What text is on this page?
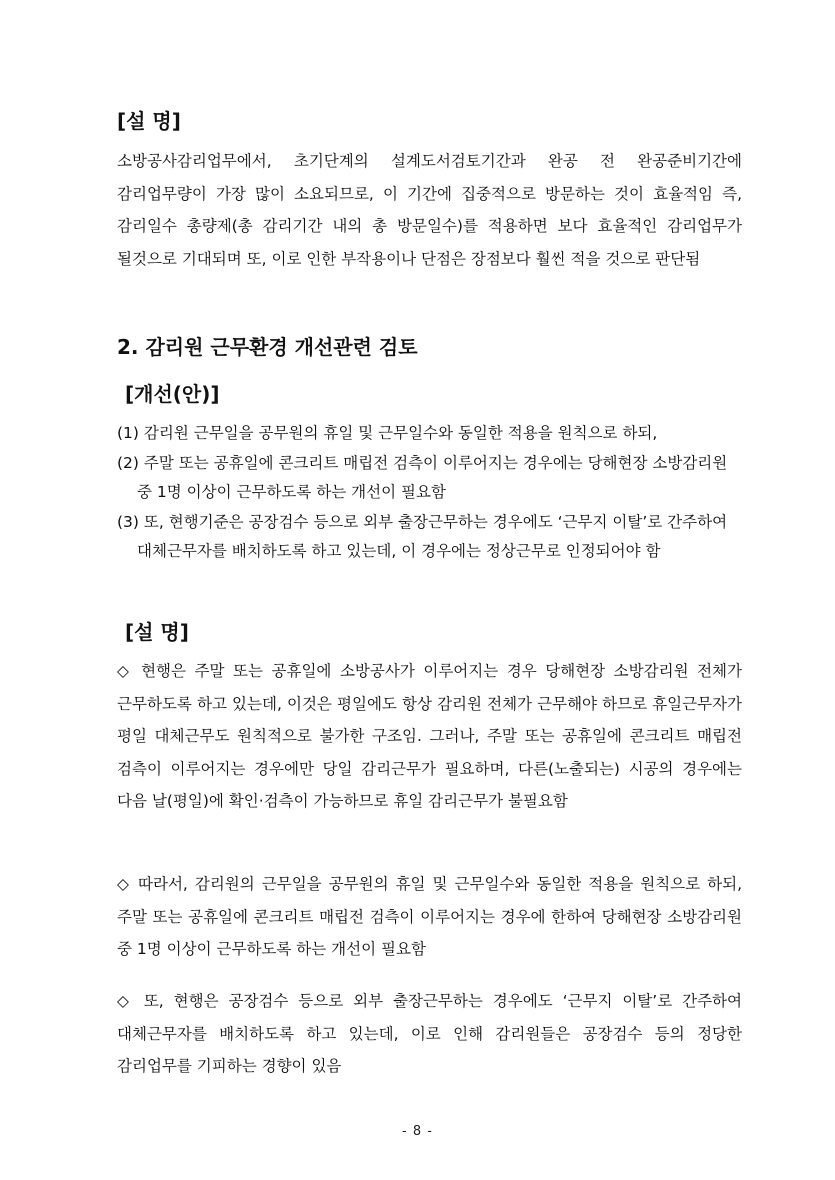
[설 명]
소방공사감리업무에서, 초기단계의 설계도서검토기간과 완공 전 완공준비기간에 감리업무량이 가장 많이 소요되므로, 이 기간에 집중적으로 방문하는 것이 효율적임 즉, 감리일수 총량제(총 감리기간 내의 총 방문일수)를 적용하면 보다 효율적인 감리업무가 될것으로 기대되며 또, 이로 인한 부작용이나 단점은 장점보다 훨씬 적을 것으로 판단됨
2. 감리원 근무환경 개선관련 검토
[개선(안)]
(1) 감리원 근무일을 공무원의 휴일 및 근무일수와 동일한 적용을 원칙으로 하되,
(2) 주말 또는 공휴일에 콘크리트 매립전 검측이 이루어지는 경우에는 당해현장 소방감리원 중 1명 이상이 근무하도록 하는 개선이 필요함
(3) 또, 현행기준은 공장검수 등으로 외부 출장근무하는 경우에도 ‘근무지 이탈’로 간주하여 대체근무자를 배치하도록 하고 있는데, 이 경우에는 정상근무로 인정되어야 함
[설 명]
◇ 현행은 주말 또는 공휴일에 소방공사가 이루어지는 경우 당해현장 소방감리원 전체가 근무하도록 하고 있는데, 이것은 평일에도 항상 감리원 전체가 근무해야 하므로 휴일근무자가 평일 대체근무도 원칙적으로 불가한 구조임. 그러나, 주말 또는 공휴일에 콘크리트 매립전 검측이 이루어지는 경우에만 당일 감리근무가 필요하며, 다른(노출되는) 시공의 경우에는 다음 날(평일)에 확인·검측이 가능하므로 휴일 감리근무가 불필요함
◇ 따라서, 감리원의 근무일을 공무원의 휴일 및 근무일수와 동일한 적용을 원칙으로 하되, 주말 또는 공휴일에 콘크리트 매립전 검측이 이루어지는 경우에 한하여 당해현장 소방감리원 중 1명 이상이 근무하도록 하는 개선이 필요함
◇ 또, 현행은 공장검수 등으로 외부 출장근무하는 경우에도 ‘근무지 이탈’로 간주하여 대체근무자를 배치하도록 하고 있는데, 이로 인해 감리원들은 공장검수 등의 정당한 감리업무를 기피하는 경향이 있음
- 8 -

_ _ _ _ _ _ _

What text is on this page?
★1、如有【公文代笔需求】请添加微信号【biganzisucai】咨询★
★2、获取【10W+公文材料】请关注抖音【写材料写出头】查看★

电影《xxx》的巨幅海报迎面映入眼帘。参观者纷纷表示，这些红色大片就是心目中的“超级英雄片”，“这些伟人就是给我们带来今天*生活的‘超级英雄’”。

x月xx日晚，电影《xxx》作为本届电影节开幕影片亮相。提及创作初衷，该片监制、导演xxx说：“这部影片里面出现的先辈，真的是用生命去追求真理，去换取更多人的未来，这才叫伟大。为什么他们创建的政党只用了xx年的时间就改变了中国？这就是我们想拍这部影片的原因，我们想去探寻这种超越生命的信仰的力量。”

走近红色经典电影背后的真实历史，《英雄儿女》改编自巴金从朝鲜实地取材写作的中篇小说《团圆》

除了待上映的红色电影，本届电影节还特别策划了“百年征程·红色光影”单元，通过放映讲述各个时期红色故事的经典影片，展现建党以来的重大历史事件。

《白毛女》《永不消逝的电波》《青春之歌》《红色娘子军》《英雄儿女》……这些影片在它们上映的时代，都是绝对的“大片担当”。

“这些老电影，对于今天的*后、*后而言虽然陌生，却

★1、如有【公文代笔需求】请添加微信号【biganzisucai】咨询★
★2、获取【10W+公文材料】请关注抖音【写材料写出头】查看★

_ _ _ _ _ _ _

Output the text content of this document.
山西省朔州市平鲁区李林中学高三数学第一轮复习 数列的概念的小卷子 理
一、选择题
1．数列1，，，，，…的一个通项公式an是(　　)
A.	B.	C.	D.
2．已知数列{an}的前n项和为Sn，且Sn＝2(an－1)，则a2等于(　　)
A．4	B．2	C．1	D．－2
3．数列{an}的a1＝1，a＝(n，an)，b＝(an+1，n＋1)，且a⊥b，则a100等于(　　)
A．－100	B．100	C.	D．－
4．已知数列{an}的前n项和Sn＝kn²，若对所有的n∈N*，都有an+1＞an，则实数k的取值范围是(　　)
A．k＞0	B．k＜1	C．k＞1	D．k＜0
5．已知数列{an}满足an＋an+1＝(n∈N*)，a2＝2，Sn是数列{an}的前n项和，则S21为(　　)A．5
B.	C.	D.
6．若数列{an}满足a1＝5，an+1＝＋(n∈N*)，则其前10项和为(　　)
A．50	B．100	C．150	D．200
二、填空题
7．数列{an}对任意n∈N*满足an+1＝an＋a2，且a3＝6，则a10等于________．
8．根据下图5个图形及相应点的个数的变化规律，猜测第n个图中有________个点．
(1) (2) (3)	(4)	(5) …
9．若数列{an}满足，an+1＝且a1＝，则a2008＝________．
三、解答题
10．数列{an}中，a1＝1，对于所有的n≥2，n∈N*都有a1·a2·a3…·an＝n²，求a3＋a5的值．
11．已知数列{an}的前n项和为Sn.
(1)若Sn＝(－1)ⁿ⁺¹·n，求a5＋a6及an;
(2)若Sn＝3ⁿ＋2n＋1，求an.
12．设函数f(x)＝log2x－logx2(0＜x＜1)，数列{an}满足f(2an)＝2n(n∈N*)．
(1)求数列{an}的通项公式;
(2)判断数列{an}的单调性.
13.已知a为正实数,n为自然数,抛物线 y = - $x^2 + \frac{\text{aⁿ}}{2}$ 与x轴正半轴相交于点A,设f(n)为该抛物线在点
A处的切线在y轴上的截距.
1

_ _ _ _ _ _ _

* [Directions]: Copy each line holding the word "소방감리원" from the listing above.

* [Output below]:
(2) 주말 또는 공휴일에 콘크리트 매립전 검측이 이루어지는 경우에는 당해현장 소방감리원 중 1명 이상이 근무하도록 하는 개선이 필요함
◇ 현행은 주말 또는 공휴일에 소방공사가 이루어지는 경우 당해현장 소방감리원 전체가 근무하도록 하고 있는데, 이것은 평일에도 항상 감리원 전체가 근무해야 하므로 휴일근무자가 평일 대체근무도 원칙적으로 불가한 구조임. 그러나, 주말 또는 공휴일에 콘크리트 매립전 검측이 이루어지는 경우에만 당일 감리근무가 필요하며, 다른(노출되는) 시공의 경우에는 다음 날(평일)에 확인·검측이 가능하므로 휴일 감리근무가 불필요함
◇ 따라서, 감리원의 근무일을 공무원의 휴일 및 근무일수와 동일한 적용을 원칙으로 하되, 주말 또는 공휴일에 콘크리트 매립전 검측이 이루어지는 경우에 한하여 당해현장 소방감리원 중 1명 이상이 근무하도록 하는 개선이 필요함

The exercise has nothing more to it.